## What is asked
Copy every line of the records below where the word "nTHR" occurs.

--- START Extracted entries ---

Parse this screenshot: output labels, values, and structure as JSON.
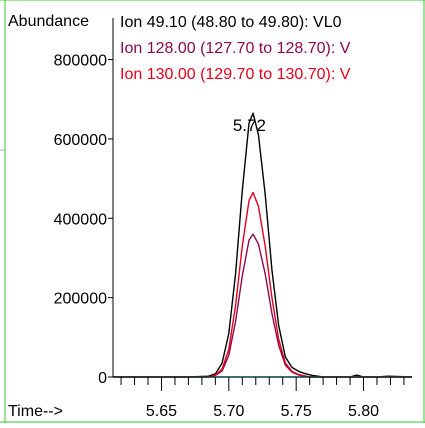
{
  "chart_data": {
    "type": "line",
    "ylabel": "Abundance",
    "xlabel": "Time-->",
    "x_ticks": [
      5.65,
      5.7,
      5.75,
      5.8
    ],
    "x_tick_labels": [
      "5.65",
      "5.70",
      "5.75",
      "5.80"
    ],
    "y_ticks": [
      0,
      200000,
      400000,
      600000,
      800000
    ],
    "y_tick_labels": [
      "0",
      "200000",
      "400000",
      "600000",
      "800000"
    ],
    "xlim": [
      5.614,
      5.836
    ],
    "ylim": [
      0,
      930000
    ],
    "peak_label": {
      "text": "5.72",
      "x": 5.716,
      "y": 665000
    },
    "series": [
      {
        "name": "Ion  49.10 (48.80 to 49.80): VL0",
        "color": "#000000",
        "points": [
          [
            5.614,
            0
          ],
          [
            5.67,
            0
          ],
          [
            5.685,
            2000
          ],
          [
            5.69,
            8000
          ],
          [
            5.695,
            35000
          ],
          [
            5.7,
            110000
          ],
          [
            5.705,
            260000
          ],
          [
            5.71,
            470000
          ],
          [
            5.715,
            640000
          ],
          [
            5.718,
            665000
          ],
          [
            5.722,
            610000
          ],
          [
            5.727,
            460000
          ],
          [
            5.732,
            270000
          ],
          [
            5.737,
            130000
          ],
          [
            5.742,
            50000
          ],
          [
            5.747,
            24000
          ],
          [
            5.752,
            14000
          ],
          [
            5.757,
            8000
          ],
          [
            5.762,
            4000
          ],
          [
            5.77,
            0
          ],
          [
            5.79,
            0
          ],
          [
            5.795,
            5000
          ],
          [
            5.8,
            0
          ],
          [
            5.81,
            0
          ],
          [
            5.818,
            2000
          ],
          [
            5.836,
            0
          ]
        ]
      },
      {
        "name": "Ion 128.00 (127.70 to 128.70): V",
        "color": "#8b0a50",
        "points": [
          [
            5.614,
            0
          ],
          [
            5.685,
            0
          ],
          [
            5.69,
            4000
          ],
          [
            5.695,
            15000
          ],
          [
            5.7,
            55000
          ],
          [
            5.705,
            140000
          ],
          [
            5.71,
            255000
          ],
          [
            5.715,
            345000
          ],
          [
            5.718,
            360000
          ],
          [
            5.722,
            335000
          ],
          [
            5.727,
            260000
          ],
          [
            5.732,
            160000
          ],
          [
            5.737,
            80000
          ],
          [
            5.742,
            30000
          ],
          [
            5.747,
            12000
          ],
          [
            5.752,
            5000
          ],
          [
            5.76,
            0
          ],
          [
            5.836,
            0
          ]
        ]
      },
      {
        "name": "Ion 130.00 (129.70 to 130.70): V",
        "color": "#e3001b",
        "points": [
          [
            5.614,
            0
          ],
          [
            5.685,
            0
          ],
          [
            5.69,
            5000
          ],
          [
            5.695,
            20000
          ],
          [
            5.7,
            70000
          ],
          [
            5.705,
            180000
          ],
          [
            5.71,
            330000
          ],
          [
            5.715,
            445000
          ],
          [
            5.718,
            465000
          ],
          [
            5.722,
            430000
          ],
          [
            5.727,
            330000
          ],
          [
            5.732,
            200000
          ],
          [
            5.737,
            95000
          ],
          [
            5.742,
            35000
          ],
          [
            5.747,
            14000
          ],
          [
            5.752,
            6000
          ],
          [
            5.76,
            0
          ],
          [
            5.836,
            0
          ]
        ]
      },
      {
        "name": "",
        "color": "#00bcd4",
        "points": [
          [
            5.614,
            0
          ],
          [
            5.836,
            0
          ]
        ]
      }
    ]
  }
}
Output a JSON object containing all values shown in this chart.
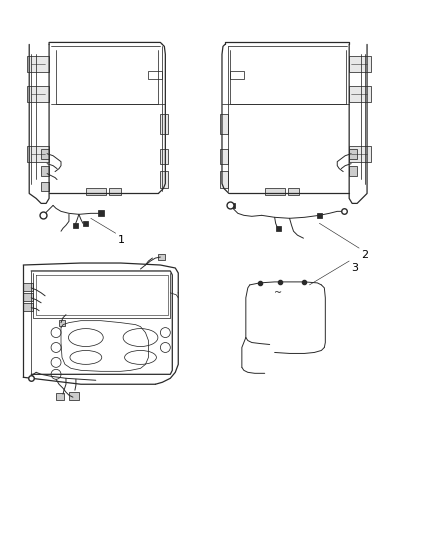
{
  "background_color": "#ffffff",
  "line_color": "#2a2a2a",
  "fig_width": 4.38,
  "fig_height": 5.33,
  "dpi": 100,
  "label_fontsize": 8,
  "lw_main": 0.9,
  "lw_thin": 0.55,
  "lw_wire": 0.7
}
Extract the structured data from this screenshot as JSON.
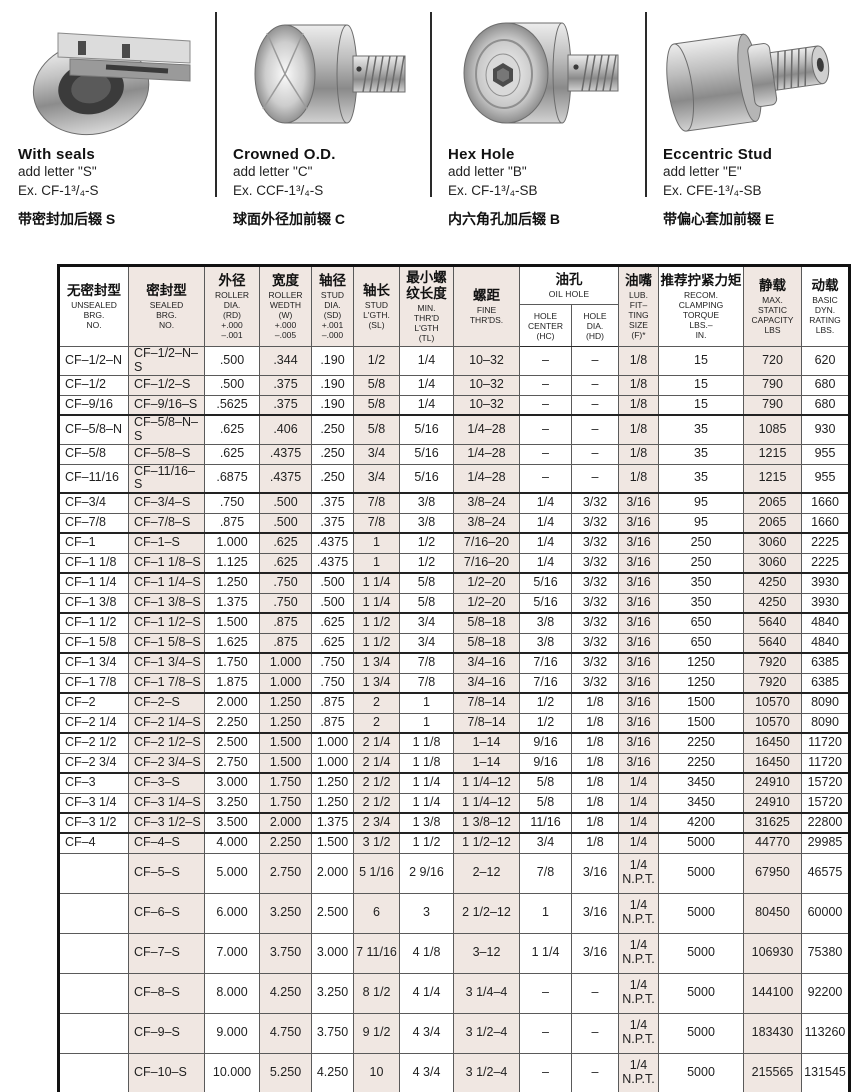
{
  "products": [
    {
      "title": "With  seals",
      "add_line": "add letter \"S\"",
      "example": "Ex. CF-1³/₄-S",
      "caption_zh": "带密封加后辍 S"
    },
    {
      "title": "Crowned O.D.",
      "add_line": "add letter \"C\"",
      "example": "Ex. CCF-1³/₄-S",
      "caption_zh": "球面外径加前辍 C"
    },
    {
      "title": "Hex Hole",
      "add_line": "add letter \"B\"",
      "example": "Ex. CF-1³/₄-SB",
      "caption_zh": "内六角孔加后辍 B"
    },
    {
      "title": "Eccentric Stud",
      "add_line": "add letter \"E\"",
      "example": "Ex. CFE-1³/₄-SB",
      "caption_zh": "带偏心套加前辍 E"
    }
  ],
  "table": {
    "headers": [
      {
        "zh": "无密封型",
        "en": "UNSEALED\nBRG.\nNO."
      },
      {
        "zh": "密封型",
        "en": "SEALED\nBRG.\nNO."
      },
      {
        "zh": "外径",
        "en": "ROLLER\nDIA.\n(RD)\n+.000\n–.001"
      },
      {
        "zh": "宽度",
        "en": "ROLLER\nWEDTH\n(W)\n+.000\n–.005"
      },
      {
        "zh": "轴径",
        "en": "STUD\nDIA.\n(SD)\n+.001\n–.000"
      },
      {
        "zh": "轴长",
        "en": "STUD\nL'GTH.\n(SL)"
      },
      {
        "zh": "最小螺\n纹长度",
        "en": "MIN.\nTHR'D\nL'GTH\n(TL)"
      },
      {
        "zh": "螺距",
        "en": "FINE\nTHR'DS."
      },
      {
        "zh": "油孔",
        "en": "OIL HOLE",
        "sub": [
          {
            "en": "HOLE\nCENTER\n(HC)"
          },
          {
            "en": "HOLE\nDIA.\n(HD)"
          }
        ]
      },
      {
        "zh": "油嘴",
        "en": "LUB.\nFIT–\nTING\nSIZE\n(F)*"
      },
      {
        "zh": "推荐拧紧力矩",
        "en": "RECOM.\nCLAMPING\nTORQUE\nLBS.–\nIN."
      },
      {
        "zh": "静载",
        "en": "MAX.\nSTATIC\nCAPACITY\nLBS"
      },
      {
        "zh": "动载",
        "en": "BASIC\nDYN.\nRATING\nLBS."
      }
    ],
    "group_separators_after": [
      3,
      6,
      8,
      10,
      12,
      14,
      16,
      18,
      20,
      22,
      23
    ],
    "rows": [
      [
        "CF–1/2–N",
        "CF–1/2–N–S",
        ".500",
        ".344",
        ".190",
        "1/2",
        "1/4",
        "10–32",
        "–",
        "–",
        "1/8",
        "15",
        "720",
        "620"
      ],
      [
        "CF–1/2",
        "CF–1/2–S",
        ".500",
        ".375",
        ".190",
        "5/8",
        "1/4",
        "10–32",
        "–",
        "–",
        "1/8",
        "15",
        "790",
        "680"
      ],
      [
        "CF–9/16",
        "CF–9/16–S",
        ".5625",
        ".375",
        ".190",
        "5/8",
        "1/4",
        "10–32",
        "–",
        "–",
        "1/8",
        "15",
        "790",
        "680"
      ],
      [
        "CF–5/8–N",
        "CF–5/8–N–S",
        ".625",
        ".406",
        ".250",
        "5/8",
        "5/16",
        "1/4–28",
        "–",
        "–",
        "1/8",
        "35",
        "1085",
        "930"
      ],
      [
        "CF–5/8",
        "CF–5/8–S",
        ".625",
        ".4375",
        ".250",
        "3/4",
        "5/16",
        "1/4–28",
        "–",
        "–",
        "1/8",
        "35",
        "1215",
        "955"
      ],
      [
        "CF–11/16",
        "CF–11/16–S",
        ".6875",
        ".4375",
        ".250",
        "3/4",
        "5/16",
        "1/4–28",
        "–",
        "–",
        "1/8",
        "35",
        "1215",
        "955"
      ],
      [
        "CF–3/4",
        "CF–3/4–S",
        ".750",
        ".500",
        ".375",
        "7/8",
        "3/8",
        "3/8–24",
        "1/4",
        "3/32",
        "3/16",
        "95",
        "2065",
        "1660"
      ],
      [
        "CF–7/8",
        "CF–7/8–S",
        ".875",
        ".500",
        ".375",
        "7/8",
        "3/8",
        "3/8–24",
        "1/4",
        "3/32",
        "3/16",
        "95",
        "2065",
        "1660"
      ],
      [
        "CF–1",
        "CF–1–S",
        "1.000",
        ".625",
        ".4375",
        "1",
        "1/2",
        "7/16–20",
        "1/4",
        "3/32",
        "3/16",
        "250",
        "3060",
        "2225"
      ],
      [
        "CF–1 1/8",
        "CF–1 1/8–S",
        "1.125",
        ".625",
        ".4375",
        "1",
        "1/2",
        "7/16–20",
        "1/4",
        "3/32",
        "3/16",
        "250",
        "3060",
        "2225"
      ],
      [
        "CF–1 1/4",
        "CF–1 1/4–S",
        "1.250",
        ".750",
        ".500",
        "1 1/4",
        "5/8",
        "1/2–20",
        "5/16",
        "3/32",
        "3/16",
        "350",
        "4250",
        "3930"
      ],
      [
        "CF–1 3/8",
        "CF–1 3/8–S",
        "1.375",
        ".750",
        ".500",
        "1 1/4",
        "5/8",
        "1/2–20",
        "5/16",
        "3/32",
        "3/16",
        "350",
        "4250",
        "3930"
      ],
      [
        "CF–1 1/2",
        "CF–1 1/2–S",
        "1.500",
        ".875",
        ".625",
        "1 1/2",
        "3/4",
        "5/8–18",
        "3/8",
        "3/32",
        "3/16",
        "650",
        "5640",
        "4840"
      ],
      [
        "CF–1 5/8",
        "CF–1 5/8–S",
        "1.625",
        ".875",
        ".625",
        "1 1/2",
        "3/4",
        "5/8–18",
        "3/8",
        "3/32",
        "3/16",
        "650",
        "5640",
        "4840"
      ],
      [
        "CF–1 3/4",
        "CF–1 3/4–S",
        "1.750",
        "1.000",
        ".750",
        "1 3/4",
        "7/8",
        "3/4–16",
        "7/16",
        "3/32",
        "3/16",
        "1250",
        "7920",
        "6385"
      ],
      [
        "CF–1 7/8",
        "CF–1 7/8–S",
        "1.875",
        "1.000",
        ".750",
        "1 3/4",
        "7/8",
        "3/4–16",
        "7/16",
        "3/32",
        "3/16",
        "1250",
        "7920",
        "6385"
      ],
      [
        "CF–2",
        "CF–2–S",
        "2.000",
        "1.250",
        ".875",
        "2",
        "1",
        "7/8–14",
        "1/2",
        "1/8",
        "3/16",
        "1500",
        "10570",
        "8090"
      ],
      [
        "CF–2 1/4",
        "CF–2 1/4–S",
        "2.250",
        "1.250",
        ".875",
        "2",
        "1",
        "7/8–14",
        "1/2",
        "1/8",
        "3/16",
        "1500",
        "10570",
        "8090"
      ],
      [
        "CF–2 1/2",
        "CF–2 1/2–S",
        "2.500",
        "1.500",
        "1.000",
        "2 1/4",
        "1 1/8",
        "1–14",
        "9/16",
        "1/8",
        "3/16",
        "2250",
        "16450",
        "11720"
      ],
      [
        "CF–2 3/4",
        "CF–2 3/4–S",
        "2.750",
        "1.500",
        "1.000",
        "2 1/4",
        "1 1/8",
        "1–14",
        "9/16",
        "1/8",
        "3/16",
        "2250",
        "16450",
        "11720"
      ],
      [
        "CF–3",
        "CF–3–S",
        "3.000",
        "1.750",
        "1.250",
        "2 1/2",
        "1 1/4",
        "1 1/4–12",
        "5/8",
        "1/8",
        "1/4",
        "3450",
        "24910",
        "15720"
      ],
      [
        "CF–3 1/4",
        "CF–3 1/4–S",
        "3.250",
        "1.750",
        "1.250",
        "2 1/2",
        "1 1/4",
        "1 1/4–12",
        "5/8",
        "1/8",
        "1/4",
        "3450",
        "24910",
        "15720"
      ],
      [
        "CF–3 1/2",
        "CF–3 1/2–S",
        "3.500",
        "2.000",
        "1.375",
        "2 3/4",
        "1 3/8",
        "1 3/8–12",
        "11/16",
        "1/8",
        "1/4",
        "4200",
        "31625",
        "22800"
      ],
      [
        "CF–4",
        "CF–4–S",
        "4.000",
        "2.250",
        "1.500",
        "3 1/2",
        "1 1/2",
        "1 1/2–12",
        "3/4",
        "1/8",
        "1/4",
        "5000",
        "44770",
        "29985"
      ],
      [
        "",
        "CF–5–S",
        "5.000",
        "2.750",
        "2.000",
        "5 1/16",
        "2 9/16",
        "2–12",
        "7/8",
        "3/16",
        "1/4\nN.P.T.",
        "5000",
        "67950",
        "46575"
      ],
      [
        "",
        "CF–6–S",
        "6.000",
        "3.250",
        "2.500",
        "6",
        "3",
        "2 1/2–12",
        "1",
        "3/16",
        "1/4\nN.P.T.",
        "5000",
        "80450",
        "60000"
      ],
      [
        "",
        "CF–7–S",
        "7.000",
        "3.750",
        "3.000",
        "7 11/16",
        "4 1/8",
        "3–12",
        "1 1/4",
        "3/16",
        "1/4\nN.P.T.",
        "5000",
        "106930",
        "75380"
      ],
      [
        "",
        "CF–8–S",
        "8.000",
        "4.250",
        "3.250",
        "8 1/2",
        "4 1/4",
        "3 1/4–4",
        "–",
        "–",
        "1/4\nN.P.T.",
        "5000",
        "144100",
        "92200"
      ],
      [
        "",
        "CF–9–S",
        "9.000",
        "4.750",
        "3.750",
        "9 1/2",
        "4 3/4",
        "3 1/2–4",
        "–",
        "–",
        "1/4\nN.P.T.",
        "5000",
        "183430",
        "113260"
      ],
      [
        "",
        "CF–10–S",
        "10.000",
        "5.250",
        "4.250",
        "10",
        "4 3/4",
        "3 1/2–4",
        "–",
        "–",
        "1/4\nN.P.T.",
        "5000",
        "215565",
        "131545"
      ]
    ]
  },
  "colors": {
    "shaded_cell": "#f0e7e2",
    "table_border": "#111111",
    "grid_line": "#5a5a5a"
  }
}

--- END Extracted entries ---

## Solution for this exercise
        "en": "MIN.\nTHR'D\nL'GTH\n(TL)"
        "en": "FINE\nTHR'DS."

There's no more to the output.